_INFORMATION GIVEN_:
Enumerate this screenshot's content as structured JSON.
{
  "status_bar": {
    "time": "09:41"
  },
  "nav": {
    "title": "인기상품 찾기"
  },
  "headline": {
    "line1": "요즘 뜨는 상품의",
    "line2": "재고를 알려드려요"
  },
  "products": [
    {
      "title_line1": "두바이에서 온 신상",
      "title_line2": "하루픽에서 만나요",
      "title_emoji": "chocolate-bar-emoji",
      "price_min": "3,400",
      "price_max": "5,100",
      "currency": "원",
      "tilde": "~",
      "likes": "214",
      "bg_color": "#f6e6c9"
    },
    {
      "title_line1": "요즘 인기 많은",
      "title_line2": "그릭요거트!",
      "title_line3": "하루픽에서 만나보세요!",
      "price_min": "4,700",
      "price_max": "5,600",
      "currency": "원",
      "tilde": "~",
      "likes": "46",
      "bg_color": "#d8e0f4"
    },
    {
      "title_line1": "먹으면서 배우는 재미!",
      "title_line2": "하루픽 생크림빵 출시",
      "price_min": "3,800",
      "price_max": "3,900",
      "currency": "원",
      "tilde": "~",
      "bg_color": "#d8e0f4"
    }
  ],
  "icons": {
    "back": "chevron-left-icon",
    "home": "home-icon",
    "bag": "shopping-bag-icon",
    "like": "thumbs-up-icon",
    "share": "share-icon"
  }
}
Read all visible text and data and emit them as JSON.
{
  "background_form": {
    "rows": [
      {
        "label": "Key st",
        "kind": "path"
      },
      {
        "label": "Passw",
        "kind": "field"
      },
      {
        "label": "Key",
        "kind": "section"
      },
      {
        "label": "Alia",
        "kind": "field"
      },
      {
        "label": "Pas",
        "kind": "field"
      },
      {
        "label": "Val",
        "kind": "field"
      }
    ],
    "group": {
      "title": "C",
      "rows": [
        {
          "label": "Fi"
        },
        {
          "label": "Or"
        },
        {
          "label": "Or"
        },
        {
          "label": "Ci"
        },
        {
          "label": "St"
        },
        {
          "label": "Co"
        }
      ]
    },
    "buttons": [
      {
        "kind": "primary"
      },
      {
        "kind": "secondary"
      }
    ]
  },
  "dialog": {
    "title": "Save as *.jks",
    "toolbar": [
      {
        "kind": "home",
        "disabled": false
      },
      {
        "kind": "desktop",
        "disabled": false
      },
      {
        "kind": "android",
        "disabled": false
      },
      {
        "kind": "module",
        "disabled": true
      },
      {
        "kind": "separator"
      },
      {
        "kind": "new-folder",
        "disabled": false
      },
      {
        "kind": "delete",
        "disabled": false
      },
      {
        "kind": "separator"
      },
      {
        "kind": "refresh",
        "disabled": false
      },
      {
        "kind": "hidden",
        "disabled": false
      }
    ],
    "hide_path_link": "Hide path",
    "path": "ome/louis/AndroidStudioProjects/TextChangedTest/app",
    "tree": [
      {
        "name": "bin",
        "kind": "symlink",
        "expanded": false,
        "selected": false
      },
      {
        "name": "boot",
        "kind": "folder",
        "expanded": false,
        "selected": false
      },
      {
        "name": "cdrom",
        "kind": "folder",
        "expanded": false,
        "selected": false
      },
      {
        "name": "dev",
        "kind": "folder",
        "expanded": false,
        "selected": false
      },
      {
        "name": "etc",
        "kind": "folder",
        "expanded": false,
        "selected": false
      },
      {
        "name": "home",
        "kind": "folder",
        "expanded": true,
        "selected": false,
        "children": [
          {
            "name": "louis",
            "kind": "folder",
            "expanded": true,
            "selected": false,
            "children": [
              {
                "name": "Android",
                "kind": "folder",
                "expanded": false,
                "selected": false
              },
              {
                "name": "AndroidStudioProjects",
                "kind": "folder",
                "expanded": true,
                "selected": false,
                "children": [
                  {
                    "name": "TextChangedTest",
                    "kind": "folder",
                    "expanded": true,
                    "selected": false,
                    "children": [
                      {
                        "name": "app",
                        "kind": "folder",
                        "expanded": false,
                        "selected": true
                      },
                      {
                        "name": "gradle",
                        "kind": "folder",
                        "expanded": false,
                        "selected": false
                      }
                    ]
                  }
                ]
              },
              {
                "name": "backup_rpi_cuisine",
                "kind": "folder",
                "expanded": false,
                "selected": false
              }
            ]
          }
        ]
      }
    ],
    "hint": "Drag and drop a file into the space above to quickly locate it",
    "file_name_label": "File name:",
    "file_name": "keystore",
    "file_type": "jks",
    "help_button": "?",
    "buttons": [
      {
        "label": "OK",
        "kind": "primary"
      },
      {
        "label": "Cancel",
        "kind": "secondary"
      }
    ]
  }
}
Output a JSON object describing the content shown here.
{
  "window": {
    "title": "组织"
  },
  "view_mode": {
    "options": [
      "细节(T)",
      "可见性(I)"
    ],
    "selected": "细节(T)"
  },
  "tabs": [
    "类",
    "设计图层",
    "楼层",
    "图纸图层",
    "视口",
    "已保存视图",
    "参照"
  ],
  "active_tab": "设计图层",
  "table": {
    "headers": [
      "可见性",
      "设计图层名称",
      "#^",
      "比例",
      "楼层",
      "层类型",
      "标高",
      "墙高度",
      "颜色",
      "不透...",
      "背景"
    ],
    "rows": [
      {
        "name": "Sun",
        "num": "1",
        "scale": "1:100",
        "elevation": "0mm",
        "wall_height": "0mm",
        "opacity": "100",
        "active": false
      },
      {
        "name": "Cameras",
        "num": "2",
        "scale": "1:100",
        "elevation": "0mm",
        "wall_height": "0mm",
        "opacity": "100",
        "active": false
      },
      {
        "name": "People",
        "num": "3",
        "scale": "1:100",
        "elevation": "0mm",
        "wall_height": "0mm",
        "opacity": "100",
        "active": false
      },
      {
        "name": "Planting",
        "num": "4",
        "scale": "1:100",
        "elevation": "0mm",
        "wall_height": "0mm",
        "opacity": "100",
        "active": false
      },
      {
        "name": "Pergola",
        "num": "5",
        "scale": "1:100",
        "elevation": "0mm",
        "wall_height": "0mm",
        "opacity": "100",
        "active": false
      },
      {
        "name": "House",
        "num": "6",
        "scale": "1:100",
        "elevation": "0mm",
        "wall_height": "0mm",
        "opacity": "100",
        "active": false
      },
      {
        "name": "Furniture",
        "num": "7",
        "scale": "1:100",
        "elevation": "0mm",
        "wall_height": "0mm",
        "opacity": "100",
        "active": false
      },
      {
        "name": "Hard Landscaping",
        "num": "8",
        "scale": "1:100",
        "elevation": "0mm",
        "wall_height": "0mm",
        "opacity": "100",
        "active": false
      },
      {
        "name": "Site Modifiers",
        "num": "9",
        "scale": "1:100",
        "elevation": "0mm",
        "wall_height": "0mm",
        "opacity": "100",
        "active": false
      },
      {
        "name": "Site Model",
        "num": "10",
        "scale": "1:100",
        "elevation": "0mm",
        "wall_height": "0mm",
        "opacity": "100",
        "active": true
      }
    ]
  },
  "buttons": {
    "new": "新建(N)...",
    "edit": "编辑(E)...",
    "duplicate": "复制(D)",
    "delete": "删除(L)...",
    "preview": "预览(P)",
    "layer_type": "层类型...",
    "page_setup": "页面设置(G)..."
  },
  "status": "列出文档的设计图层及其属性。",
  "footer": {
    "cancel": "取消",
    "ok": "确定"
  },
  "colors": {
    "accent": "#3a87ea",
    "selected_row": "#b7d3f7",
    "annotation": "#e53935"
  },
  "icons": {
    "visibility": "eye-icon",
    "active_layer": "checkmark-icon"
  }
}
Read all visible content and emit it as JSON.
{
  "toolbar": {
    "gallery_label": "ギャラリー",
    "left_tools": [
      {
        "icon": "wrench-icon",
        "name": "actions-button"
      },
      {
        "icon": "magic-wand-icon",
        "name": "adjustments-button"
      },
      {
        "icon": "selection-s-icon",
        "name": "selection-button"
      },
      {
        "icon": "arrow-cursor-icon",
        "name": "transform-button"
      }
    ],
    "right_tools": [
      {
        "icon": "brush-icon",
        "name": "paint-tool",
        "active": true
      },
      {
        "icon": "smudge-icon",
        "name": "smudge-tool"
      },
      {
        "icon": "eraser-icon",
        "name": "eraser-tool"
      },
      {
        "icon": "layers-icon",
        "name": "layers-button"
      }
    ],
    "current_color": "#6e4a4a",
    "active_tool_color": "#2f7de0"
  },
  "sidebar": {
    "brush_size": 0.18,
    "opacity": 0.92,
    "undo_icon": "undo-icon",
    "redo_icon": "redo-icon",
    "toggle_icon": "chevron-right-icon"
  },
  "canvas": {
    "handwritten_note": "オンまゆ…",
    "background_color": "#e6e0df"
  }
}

_WHAT YOU SHOULD DO_:
Gather from the data above every line with the string "Read".

_RESPONSE_:
Read all visible text and data and emit them as JSON.
Read all visible content and emit it as JSON.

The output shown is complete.